Written task: Work through the data below and give the number of lines holding "обеспечены", nothing more.

Material for this task:

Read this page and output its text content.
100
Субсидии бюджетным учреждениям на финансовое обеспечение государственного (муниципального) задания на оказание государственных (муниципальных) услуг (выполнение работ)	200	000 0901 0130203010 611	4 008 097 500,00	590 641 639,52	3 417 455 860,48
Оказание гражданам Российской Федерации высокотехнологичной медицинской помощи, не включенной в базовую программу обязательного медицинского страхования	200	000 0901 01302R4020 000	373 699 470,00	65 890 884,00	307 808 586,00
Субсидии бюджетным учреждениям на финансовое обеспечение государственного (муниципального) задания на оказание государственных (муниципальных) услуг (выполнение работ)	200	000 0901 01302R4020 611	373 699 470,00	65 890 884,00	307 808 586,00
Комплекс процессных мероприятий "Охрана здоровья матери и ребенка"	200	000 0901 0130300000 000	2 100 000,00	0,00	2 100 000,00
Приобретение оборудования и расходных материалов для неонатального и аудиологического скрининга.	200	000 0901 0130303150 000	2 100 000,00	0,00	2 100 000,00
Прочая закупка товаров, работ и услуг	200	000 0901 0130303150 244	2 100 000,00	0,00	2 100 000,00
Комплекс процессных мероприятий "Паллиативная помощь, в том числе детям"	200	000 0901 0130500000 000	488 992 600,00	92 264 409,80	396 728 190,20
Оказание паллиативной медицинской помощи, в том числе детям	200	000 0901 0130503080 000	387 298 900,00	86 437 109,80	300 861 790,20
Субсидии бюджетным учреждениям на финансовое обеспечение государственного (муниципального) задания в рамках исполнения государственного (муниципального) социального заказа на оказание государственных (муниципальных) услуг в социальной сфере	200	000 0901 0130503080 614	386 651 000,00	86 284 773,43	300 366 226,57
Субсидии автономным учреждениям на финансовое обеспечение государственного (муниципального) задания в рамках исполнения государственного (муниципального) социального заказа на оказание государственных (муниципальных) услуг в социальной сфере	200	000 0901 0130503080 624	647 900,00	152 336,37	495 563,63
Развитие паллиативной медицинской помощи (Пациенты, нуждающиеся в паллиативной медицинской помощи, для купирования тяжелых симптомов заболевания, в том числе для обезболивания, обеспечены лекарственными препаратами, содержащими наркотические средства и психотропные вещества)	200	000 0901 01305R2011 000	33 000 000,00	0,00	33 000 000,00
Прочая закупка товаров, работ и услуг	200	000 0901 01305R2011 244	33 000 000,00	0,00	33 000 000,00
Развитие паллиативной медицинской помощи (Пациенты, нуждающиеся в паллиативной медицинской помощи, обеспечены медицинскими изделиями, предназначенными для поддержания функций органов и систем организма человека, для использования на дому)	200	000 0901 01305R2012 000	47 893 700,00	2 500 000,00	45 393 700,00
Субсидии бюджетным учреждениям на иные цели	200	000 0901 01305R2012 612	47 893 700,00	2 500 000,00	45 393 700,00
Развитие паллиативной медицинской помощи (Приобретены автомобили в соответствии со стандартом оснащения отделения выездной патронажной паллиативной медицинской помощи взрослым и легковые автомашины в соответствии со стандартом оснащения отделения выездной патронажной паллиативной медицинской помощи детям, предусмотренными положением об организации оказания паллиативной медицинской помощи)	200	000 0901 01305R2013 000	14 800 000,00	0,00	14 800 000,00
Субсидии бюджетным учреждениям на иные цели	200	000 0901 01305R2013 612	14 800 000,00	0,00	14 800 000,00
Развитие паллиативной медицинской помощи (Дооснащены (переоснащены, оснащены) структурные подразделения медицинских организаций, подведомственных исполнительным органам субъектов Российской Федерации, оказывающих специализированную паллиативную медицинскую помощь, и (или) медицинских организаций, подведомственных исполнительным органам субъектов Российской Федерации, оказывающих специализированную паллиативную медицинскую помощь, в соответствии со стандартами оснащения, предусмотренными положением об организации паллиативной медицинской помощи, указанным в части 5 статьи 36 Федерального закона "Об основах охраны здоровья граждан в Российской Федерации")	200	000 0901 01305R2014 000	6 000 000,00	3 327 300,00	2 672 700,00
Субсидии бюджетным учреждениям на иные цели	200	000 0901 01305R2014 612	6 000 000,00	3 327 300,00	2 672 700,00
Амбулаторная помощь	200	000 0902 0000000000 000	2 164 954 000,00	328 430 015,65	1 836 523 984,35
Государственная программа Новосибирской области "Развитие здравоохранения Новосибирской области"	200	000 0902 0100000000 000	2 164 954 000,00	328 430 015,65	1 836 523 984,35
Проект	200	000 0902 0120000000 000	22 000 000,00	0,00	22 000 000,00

Written response: 2